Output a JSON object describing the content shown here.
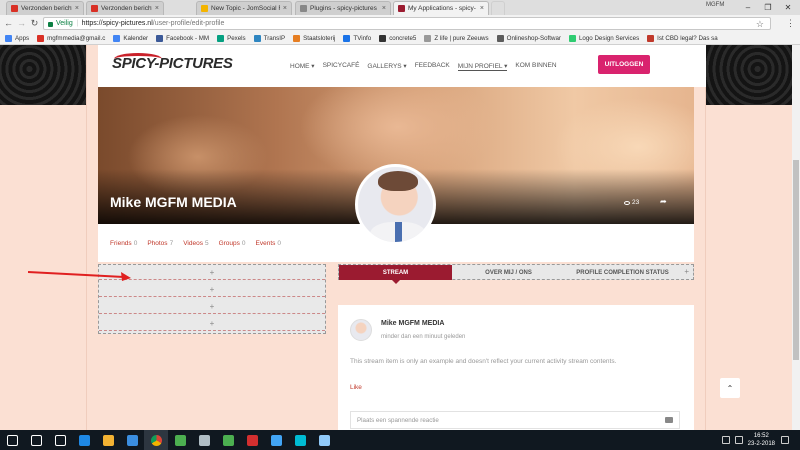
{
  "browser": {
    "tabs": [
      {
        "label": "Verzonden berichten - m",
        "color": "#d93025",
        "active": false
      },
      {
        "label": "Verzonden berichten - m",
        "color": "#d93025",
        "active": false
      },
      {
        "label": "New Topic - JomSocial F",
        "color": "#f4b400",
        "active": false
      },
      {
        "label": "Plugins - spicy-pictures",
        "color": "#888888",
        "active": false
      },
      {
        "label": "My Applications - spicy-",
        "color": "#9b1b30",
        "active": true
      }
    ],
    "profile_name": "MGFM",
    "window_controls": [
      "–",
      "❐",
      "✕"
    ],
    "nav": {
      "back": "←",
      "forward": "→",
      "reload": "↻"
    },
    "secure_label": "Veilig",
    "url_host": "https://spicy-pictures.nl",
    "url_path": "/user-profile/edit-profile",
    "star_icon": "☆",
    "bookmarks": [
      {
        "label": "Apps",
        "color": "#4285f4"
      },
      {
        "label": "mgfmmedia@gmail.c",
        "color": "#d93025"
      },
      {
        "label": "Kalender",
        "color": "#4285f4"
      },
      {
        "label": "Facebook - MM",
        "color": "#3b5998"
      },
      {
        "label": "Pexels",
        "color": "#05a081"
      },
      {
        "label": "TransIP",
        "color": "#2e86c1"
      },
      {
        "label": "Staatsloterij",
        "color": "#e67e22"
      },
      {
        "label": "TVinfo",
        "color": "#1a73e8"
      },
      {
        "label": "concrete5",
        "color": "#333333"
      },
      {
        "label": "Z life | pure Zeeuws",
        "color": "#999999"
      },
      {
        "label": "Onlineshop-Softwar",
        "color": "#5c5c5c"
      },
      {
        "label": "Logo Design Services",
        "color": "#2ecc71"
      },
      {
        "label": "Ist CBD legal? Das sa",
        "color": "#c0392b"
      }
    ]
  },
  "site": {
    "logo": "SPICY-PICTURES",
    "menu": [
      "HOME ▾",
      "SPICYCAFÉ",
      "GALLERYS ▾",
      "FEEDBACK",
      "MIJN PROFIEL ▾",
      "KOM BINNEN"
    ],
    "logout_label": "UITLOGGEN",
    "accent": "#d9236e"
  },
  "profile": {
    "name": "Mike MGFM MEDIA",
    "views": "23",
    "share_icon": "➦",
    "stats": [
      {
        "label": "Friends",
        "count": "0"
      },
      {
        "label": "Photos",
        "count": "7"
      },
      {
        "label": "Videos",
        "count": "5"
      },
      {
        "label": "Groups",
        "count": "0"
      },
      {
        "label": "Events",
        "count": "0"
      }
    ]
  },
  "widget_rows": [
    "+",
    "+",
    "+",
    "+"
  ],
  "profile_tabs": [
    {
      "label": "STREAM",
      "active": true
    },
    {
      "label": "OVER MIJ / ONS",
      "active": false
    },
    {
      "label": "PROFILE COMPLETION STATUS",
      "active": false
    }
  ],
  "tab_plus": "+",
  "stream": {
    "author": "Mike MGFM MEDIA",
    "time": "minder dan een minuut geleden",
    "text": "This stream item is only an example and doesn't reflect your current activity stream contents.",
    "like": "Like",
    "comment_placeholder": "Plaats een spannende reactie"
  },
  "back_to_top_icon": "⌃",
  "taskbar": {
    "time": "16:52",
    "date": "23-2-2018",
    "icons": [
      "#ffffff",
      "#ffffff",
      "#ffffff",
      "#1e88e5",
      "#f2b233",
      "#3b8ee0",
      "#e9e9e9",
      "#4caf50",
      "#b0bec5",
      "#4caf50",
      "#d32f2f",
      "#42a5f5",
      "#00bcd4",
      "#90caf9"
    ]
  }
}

....

Copy out every line from the data above that has "Mike" in it.

    "name": "Mike MGFM MEDIA",
    "author": "Mike MGFM MEDIA",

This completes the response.